### Given entries
++++++++

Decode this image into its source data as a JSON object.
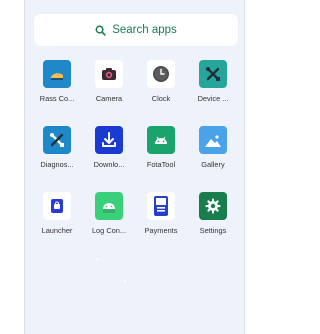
{
  "search": {
    "label": "Search apps"
  },
  "colors": {
    "search_accent": "#1a7d4e",
    "background": "#eef3fb"
  },
  "apps": [
    {
      "label": "Rass Co...",
      "icon": "rass-controller-icon",
      "color": "#1e88c9"
    },
    {
      "label": "Camera",
      "icon": "camera-icon",
      "color": "#ffffff"
    },
    {
      "label": "Clock",
      "icon": "clock-icon",
      "color": "#ffffff"
    },
    {
      "label": "Device ...",
      "icon": "tools-icon",
      "color": "#26a69a"
    },
    {
      "label": "Diagnos...",
      "icon": "tools-icon",
      "color": "#1e88c9"
    },
    {
      "label": "Downlo...",
      "icon": "download-icon",
      "color": "#1a3bd1"
    },
    {
      "label": "FotaTool",
      "icon": "android-icon",
      "color": "#1aa36b"
    },
    {
      "label": "Gallery",
      "icon": "gallery-icon",
      "color": "#4aa3e8"
    },
    {
      "label": "Launcher",
      "icon": "launcher-icon",
      "color": "#2a3bd6"
    },
    {
      "label": "Log Con...",
      "icon": "android-icon",
      "color": "#3ad07a"
    },
    {
      "label": "Payments",
      "icon": "payments-icon",
      "color": "#2740c9"
    },
    {
      "label": "Settings",
      "icon": "gear-icon",
      "color": "#1a7d4e"
    }
  ]
}
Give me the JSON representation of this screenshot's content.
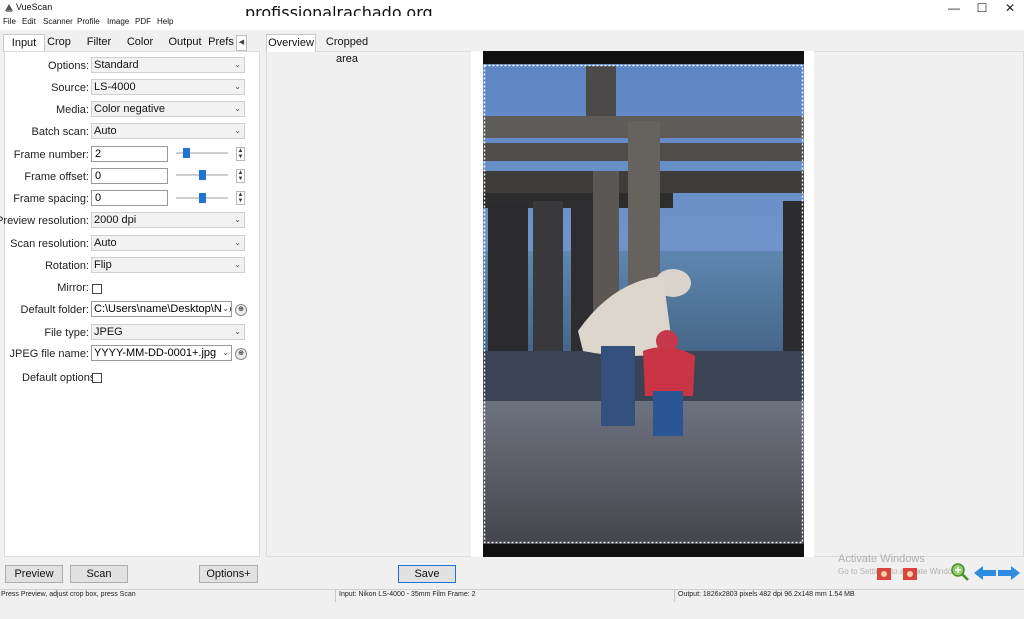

++++++++

### Given exercise
Find the lines above holding the word "JSON" and show them.

### Problem solution
Decode this image into its source data as a JSON object.
Give me the JSON representation of this screenshot's content.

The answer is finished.